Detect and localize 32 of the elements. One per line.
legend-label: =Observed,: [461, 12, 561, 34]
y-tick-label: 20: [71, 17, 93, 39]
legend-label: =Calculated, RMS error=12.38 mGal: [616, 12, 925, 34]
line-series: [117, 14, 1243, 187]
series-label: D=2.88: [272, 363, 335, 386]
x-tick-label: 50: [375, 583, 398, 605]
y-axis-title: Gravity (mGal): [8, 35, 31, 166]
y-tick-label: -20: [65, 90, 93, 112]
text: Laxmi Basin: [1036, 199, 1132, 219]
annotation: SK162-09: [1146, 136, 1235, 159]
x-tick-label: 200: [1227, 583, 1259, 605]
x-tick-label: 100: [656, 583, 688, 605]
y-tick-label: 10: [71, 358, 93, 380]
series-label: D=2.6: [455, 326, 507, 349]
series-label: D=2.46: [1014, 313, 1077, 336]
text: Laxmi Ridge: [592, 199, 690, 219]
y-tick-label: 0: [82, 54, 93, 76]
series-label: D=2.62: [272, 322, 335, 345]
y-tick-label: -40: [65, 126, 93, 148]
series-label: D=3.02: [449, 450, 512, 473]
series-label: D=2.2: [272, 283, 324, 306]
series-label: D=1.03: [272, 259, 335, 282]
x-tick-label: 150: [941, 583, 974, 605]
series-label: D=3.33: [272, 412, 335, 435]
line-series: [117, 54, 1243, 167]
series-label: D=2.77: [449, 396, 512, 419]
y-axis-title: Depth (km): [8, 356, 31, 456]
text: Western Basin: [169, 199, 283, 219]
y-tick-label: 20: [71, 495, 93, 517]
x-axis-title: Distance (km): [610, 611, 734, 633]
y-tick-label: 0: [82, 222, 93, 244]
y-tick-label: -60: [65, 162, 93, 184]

### OPGAVE
Zet alle bovenstaande rijen om in een genummerde lijst en laat eventuele lege regels weg.

### UITVOER
1. Detect and localize 32 of the elements. One per line.
2. legend-label: =Observed,: [461, 12, 561, 34]
3. y-tick-label: 20: [71, 17, 93, 39]
4. legend-label: =Calculated, RMS error=12.38 mGal: [616, 12, 925, 34]
5. line-series: [117, 14, 1243, 187]
6. series-label: D=2.88: [272, 363, 335, 386]
7. x-tick-label: 50: [375, 583, 398, 605]
8. y-axis-title: Gravity (mGal): [8, 35, 31, 166]
9. y-tick-label: -20: [65, 90, 93, 112]
10. text: Laxmi Basin: [1036, 199, 1132, 219]
11. annotation: SK162-09: [1146, 136, 1235, 159]
12. x-tick-label: 200: [1227, 583, 1259, 605]
13. x-tick-label: 100: [656, 583, 688, 605]
14. y-tick-label: 10: [71, 358, 93, 380]
15. series-label: D=2.6: [455, 326, 507, 349]
16. series-label: D=2.46: [1014, 313, 1077, 336]
17. text: Laxmi Ridge: [592, 199, 690, 219]
18. y-tick-label: 0: [82, 54, 93, 76]
19. series-label: D=2.62: [272, 322, 335, 345]
20. y-tick-label: -40: [65, 126, 93, 148]
21. series-label: D=3.02: [449, 450, 512, 473]
22. series-label: D=2.2: [272, 283, 324, 306]
23. series-label: D=1.03: [272, 259, 335, 282]
24. x-tick-label: 150: [941, 583, 974, 605]
25. series-label: D=3.33: [272, 412, 335, 435]
26. line-series: [117, 54, 1243, 167]
27. series-label: D=2.77: [449, 396, 512, 419]
28. y-axis-title: Depth (km): [8, 356, 31, 456]
29. text: Western Basin: [169, 199, 283, 219]
30. y-tick-label: 20: [71, 495, 93, 517]
31. x-axis-title: Distance (km): [610, 611, 734, 633]
32. y-tick-label: 0: [82, 222, 93, 244]
33. y-tick-label: -60: [65, 162, 93, 184]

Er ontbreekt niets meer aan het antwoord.